Omit all pictures, then retype the data exactly as given.

# Dataset start

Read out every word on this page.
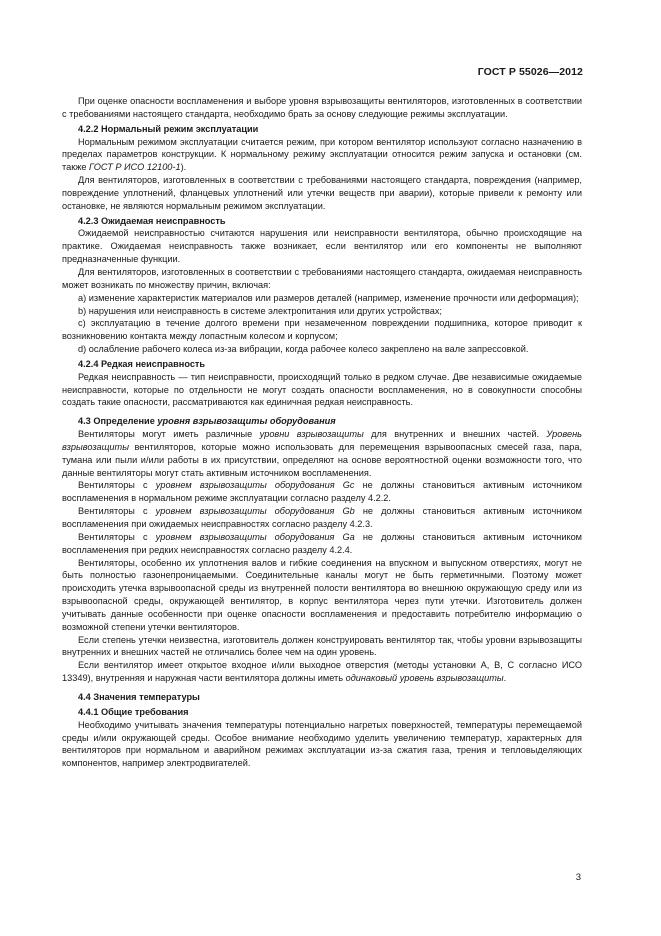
ГОСТ Р 55026—2012

При оценке опасности воспламенения и выборе уровня взрывозащиты вентиляторов, изготовленных в соответствии с требованиями настоящего стандарта, необходимо брать за основу следующие режимы эксплуатации.

4.2.2 Нормальный режим эксплуатации

Нормальным режимом эксплуатации считается режим, при котором вентилятор используют согласно назначению в пределах параметров конструкции. К нормальному режиму эксплуатации относится режим запуска и остановки (см. также ГОСТ Р ИСО 12100-1).

Для вентиляторов, изготовленных в соответствии с требованиями настоящего стандарта, повреждения (например, повреждение уплотнений, фланцевых уплотнений или утечки веществ при аварии), которые привели к ремонту или остановке, не являются нормальным режимом эксплуатации.

4.2.3 Ожидаемая неисправность

Ожидаемой неисправностью считаются нарушения или неисправности вентилятора, обычно происходящие на практике. Ожидаемая неисправность также возникает, если вентилятор или его компоненты не выполняют предназначенные функции.

Для вентиляторов, изготовленных в соответствии с требованиями настоящего стандарта, ожидаемая неисправность может возникать по множеству причин, включая:

a) изменение характеристик материалов или размеров деталей (например, изменение прочности или деформация);

b) нарушения или неисправность в системе электропитания или других устройствах;

c) эксплуатацию в течение долгого времени при незамеченном повреждении подшипника, которое приводит к возникновению контакта между лопастным колесом и корпусом;

d) ослабление рабочего колеса из-за вибрации, когда рабочее колесо закреплено на вале запрессовкой.

4.2.4 Редкая неисправность

Редкая неисправность — тип неисправности, происходящий только в редком случае. Две независимые ожидаемые неисправности, которые по отдельности не могут создать опасности воспламенения, но в совокупности способны создать такие опасности, рассматриваются как единичная редкая неисправность.

4.3 Определение уровня взрывозащиты оборудования

Вентиляторы могут иметь различные уровни взрывозащиты для внутренних и внешних частей. Уровень взрывозащиты вентиляторов, которые можно использовать для перемещения взрывоопасных смесей газа, пара, тумана или пыли и/или работы в их присутствии, определяют на основе вероятностной оценки возможности того, что данные вентиляторы могут стать активным источником воспламенения.

Вентиляторы с уровнем взрывозащиты оборудования Gc не должны становиться активным источником воспламенения в нормальном режиме эксплуатации согласно разделу 4.2.2.

Вентиляторы с уровнем взрывозащиты оборудования Gb не должны становиться активным источником воспламенения при ожидаемых неисправностях согласно разделу 4.2.3.

Вентиляторы с уровнем взрывозащиты оборудования Ga не должны становиться активным источником воспламенения при редких неисправностях согласно разделу 4.2.4.

Вентиляторы, особенно их уплотнения валов и гибкие соединения на впускном и выпускном отверстиях, могут не быть полностью газонепроницаемыми. Соединительные каналы могут не быть герметичными. Поэтому может происходить утечка взрывоопасной среды из внутренней полости вентилятора во внешнюю окружающую среду или из взрывоопасной среды, окружающей вентилятор, в корпус вентилятора через пути утечки. Изготовитель должен учитывать данные особенности при оценке опасности воспламенения и предоставить потребителю информацию о возможной степени утечки вентиляторов.

Если степень утечки неизвестна, изготовитель должен конструировать вентилятор так, чтобы уровни взрывозащиты внутренних и внешних частей не отличались более чем на один уровень.

Если вентилятор имеет открытое входное и/или выходное отверстия (методы установки А, В, С согласно ИСО 13349), внутренняя и наружная части вентилятора должны иметь одинаковый уровень взрывозащиты.

4.4 Значения температуры
4.4.1 Общие требования

Необходимо учитывать значения температуры потенциально нагретых поверхностей, температуры перемещаемой среды и/или окружающей среды. Особое внимание необходимо уделить увеличению температур, характерных для вентиляторов при нормальном и аварийном режимах эксплуатации из-за сжатия газа, трения и тепловыделяющих компонентов, например электродвигателей.

3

# Dataset end

Answer for this exercise:
Read out every word on this page.
ГОСТ Р 55026—2012

При оценке опасности воспламенения и выборе уровня взрывозащиты вентиляторов, изготовленных в соответствии с требованиями настоящего стандарта, необходимо брать за основу следующие режимы эксплуатации.

4.2.2 Нормальный режим эксплуатации

Нормальным режимом эксплуатации считается режим, при котором вентилятор используют согласно назначению в пределах параметров конструкции. К нормальному режиму эксплуатации относится режим запуска и остановки (см. также ГОСТ Р ИСО 12100-1).

Для вентиляторов, изготовленных в соответствии с требованиями настоящего стандарта, повреждения (например, повреждение уплотнений, фланцевых уплотнений или утечки веществ при аварии), которые привели к ремонту или остановке, не являются нормальным режимом эксплуатации.

4.2.3 Ожидаемая неисправность

Ожидаемой неисправностью считаются нарушения или неисправности вентилятора, обычно происходящие на практике. Ожидаемая неисправность также возникает, если вентилятор или его компоненты не выполняют предназначенные функции.

Для вентиляторов, изготовленных в соответствии с требованиями настоящего стандарта, ожидаемая неисправность может возникать по множеству причин, включая:

a) изменение характеристик материалов или размеров деталей (например, изменение прочности или деформация);

b) нарушения или неисправность в системе электропитания или других устройствах;

c) эксплуатацию в течение долгого времени при незамеченном повреждении подшипника, которое приводит к возникновению контакта между лопастным колесом и корпусом;

d) ослабление рабочего колеса из-за вибрации, когда рабочее колесо закреплено на вале запрессовкой.

4.2.4 Редкая неисправность

Редкая неисправность — тип неисправности, происходящий только в редком случае. Две независимые ожидаемые неисправности, которые по отдельности не могут создать опасности воспламенения, но в совокупности способны создать такие опасности, рассматриваются как единичная редкая неисправность.

4.3 Определение уровня взрывозащиты оборудования

Вентиляторы могут иметь различные уровни взрывозащиты для внутренних и внешних частей. Уровень взрывозащиты вентиляторов, которые можно использовать для перемещения взрывоопасных смесей газа, пара, тумана или пыли и/или работы в их присутствии, определяют на основе вероятностной оценки возможности того, что данные вентиляторы могут стать активным источником воспламенения.

Вентиляторы с уровнем взрывозащиты оборудования Gc не должны становиться активным источником воспламенения в нормальном режиме эксплуатации согласно разделу 4.2.2.

Вентиляторы с уровнем взрывозащиты оборудования Gb не должны становиться активным источником воспламенения при ожидаемых неисправностях согласно разделу 4.2.3.

Вентиляторы с уровнем взрывозащиты оборудования Ga не должны становиться активным источником воспламенения при редких неисправностях согласно разделу 4.2.4.

Вентиляторы, особенно их уплотнения валов и гибкие соединения на впускном и выпускном отверстиях, могут не быть полностью газонепроницаемыми. Соединительные каналы могут не быть герметичными. Поэтому может происходить утечка взрывоопасной среды из внутренней полости вентилятора во внешнюю окружающую среду или из взрывоопасной среды, окружающей вентилятор, в корпус вентилятора через пути утечки. Изготовитель должен учитывать данные особенности при оценке опасности воспламенения и предоставить потребителю информацию о возможной степени утечки вентиляторов.

Если степень утечки неизвестна, изготовитель должен конструировать вентилятор так, чтобы уровни взрывозащиты внутренних и внешних частей не отличались более чем на один уровень.

Если вентилятор имеет открытое входное и/или выходное отверстия (методы установки А, В, С согласно ИСО 13349), внутренняя и наружная части вентилятора должны иметь одинаковый уровень взрывозащиты.

4.4 Значения температуры
4.4.1 Общие требования

Необходимо учитывать значения температуры потенциально нагретых поверхностей, температуры перемещаемой среды и/или окружающей среды. Особое внимание необходимо уделить увеличению температур, характерных для вентиляторов при нормальном и аварийном режимах эксплуатации из-за сжатия газа, трения и тепловыделяющих компонентов, например электродвигателей.

3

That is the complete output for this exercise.